Material shown start
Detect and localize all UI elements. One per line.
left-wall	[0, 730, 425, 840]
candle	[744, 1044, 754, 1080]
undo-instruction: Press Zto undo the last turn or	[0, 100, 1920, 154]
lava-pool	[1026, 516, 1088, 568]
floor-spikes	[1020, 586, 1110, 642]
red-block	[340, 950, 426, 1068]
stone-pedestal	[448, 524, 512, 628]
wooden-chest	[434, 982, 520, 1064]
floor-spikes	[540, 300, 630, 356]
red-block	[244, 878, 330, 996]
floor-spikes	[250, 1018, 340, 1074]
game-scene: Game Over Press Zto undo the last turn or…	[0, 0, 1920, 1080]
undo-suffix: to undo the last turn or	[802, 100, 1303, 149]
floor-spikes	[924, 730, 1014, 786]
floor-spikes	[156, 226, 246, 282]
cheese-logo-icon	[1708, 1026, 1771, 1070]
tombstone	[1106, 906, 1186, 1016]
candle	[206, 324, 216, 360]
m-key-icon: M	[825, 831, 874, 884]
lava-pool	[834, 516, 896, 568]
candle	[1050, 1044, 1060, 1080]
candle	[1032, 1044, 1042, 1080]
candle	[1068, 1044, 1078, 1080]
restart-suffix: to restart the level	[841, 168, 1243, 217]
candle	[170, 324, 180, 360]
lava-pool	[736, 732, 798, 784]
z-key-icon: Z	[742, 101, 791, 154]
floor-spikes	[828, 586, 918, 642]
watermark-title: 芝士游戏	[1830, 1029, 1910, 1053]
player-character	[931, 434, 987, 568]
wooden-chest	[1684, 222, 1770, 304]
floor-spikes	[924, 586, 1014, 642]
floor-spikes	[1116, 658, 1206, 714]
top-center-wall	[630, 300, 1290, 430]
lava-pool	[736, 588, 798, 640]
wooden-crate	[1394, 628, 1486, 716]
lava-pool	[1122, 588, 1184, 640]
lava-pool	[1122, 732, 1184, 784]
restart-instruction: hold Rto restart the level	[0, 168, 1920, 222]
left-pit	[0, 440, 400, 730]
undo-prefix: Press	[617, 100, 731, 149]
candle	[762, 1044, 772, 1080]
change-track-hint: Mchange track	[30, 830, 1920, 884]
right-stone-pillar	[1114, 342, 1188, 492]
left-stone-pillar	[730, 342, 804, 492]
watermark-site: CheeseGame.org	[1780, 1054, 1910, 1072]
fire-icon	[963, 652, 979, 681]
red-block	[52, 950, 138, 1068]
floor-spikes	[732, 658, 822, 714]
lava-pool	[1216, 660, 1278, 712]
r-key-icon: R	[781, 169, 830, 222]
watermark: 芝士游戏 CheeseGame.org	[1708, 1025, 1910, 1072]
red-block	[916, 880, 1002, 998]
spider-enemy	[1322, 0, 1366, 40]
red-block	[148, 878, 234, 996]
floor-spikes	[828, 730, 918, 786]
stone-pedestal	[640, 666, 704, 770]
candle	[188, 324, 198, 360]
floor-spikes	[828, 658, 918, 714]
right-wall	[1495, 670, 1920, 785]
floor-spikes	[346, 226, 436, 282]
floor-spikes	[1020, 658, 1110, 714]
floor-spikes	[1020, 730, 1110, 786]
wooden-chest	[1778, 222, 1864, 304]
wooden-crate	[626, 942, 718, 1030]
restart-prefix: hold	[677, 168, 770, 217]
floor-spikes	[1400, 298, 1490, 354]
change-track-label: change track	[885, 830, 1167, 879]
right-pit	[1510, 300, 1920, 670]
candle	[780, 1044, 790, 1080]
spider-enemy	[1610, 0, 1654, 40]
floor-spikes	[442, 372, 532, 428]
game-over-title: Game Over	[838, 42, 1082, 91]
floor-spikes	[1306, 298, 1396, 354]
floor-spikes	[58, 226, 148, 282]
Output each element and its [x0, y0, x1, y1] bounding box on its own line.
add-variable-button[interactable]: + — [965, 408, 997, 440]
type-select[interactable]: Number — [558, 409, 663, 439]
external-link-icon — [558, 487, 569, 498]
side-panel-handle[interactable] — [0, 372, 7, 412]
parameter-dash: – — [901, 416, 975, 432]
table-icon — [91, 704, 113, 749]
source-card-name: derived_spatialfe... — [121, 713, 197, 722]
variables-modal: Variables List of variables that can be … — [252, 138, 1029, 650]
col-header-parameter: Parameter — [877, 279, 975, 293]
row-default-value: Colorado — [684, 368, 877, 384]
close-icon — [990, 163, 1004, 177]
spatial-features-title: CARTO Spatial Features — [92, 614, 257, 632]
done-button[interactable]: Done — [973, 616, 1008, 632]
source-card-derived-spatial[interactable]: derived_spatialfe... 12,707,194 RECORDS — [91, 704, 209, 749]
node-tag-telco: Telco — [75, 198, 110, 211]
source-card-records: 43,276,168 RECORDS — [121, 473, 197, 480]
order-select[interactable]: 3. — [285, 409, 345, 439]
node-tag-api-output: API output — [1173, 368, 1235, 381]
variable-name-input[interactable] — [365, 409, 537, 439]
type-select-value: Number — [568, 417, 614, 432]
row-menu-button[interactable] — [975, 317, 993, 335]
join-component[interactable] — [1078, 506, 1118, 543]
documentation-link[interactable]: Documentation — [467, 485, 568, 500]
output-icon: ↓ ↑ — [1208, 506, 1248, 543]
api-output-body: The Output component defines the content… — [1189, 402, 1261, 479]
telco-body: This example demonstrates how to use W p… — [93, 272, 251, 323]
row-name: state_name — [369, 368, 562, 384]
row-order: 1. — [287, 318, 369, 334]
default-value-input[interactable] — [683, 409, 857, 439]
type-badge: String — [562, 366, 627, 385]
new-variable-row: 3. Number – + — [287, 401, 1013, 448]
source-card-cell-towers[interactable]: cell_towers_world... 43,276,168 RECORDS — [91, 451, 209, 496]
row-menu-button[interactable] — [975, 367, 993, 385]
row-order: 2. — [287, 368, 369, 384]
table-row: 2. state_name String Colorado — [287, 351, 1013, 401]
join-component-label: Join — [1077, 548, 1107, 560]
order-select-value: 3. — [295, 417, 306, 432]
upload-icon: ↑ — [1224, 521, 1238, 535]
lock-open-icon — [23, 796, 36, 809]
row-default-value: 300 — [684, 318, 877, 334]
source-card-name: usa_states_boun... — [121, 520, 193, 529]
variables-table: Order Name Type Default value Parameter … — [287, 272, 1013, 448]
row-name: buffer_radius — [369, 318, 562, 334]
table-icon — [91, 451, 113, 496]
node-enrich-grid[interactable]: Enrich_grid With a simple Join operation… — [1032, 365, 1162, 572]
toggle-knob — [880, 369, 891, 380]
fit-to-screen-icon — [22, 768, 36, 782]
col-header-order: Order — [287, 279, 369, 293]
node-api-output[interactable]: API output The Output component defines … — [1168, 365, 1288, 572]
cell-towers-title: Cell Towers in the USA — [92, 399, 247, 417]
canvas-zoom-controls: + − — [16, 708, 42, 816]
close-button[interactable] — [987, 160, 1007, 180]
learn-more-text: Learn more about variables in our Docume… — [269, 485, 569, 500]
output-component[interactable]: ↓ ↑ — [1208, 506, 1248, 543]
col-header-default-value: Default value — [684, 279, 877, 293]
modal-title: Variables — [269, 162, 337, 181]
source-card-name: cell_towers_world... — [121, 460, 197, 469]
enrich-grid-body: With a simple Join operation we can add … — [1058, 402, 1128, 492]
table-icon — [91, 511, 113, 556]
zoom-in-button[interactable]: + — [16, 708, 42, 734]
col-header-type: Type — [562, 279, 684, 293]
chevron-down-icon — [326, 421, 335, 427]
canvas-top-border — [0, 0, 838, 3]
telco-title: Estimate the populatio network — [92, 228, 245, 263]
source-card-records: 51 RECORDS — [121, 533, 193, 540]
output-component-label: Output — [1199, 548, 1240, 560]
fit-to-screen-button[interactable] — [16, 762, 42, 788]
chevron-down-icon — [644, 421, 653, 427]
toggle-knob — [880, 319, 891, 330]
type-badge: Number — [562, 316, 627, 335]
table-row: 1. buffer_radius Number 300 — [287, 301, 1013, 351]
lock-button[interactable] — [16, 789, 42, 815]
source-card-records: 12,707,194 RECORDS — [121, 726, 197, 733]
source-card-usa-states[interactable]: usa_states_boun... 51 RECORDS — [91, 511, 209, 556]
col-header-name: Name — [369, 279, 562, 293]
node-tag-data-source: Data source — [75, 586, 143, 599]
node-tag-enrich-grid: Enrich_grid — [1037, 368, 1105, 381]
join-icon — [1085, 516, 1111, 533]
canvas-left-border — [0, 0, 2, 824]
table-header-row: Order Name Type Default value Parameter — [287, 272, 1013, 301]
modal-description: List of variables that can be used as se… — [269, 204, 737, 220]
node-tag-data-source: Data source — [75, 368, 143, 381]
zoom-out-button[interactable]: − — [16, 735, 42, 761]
Material shown end
* [Directive] Please copy the items verbatim, starting at the very top and going on through the line that contains "732, 1184, 784]", including both the first line and that last one.

* [Exercise response]
Detect and localize all UI elements. One per line.
left-wall	[0, 730, 425, 840]
candle	[744, 1044, 754, 1080]
undo-instruction: Press Zto undo the last turn or	[0, 100, 1920, 154]
lava-pool	[1026, 516, 1088, 568]
floor-spikes	[1020, 586, 1110, 642]
red-block	[340, 950, 426, 1068]
stone-pedestal	[448, 524, 512, 628]
wooden-chest	[434, 982, 520, 1064]
floor-spikes	[540, 300, 630, 356]
red-block	[244, 878, 330, 996]
floor-spikes	[250, 1018, 340, 1074]
game-scene: Game Over Press Zto undo the last turn or…	[0, 0, 1920, 1080]
undo-suffix: to undo the last turn or	[802, 100, 1303, 149]
floor-spikes	[924, 730, 1014, 786]
floor-spikes	[156, 226, 246, 282]
cheese-logo-icon	[1708, 1026, 1771, 1070]
tombstone	[1106, 906, 1186, 1016]
candle	[206, 324, 216, 360]
m-key-icon: M	[825, 831, 874, 884]
lava-pool	[834, 516, 896, 568]
candle	[1050, 1044, 1060, 1080]
candle	[1032, 1044, 1042, 1080]
candle	[1068, 1044, 1078, 1080]
restart-suffix: to restart the level	[841, 168, 1243, 217]
candle	[170, 324, 180, 360]
lava-pool	[736, 732, 798, 784]
z-key-icon: Z	[742, 101, 791, 154]
floor-spikes	[828, 586, 918, 642]
watermark-title: 芝士游戏	[1830, 1029, 1910, 1053]
player-character	[931, 434, 987, 568]
wooden-chest	[1684, 222, 1770, 304]
floor-spikes	[924, 586, 1014, 642]
floor-spikes	[1116, 658, 1206, 714]
top-center-wall	[630, 300, 1290, 430]
lava-pool	[736, 588, 798, 640]
wooden-crate	[1394, 628, 1486, 716]
lava-pool	[1122, 588, 1184, 640]
lava-pool	[1122, 732, 1184, 784]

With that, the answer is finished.